• WHAT TO WORK ON:
Only the number is wanted: how many lines contain the string "bonis"?

════

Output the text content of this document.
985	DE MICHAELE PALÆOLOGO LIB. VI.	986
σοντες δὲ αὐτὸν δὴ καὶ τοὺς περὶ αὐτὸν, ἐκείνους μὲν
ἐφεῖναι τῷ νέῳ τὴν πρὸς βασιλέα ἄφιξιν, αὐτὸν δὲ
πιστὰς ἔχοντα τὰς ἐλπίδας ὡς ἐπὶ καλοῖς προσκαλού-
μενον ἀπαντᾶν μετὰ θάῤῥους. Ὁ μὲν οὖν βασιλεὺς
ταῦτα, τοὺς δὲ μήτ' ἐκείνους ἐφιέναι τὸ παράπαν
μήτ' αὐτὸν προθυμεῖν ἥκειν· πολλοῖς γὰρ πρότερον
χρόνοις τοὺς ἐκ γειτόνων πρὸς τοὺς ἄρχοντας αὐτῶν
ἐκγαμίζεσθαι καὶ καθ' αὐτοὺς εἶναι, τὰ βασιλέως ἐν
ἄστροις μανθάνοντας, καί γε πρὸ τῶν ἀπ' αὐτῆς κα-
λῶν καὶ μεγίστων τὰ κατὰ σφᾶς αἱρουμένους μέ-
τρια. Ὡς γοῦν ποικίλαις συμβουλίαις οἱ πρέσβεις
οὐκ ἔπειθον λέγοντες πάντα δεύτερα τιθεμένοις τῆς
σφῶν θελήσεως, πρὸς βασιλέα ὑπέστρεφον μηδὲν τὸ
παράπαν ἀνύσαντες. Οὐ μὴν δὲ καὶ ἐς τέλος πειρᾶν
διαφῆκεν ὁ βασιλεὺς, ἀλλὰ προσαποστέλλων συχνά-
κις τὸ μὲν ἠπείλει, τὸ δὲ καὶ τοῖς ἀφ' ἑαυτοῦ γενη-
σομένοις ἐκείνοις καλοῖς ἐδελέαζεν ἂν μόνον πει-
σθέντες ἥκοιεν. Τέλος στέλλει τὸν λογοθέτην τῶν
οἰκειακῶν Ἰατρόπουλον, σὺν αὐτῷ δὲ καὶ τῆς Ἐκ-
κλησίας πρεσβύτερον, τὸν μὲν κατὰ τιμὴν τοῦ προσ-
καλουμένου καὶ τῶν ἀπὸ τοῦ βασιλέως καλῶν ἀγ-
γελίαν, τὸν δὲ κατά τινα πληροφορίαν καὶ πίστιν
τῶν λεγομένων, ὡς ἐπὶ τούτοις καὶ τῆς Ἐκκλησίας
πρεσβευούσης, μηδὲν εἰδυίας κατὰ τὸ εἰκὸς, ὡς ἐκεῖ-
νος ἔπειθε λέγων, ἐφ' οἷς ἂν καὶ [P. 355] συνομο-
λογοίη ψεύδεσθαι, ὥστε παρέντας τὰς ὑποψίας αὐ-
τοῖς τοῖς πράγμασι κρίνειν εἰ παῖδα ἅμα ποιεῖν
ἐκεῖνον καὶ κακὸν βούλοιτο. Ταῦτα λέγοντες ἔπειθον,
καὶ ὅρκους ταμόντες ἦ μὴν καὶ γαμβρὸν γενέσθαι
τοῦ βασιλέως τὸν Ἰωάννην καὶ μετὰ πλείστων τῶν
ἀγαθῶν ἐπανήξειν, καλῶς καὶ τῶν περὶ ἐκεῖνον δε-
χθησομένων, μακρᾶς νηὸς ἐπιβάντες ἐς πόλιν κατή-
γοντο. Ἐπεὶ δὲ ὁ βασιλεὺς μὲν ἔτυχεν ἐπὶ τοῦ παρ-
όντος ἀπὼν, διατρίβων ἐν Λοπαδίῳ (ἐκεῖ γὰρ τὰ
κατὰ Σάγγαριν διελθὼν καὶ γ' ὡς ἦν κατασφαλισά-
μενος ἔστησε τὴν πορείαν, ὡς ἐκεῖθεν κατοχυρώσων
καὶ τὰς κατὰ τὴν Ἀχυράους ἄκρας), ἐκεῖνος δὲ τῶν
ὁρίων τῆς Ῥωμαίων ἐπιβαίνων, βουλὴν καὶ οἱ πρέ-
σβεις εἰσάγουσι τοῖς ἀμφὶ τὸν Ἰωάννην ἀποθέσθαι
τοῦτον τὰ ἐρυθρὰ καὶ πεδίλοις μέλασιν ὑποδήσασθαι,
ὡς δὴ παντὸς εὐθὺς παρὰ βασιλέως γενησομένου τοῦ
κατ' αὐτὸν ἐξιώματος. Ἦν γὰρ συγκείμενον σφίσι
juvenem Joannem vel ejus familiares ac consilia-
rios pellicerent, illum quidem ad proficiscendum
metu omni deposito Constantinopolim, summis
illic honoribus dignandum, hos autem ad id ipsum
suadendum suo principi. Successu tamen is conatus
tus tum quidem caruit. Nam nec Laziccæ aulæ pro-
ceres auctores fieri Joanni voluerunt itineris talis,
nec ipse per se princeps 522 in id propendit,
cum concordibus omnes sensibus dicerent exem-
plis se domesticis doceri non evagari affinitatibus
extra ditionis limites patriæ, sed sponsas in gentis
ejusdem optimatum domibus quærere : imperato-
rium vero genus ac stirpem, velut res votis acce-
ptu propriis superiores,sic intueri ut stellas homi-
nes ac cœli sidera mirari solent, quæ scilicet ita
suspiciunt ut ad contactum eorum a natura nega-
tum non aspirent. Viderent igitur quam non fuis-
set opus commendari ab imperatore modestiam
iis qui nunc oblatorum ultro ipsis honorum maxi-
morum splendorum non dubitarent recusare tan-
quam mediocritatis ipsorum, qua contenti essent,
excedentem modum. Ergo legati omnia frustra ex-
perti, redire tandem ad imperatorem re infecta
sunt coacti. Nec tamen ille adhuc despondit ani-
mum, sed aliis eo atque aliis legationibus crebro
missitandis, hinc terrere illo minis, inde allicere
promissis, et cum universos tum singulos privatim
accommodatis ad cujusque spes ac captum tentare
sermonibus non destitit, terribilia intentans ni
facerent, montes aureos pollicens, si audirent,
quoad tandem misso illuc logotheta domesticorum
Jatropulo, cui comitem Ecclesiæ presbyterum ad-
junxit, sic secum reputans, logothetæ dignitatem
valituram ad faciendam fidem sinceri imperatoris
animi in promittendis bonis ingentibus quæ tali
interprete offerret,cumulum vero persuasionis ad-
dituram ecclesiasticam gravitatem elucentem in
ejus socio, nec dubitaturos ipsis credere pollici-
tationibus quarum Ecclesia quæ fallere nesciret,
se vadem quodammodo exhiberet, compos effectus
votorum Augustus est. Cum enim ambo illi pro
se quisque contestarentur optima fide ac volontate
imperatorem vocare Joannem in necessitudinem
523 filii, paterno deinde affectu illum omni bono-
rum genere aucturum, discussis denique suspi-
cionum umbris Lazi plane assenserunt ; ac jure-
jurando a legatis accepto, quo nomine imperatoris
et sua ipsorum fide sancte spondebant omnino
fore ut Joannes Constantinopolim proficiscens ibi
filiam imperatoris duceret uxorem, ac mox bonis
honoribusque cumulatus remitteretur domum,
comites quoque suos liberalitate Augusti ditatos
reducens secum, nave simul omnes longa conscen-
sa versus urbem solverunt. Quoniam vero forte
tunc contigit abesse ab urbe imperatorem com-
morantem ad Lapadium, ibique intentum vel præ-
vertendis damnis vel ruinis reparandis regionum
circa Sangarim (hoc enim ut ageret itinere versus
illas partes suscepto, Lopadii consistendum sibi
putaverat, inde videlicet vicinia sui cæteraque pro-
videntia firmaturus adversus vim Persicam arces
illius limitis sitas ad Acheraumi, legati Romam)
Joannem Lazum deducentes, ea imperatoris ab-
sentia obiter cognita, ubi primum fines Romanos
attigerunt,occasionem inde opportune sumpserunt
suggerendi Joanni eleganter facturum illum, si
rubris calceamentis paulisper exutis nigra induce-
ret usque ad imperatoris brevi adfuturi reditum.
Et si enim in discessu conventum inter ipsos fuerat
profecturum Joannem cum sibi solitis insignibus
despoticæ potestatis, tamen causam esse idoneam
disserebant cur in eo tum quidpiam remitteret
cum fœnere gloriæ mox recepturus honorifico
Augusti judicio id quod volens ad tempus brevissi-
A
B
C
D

════

• RESULT FOR THIS TASK:
2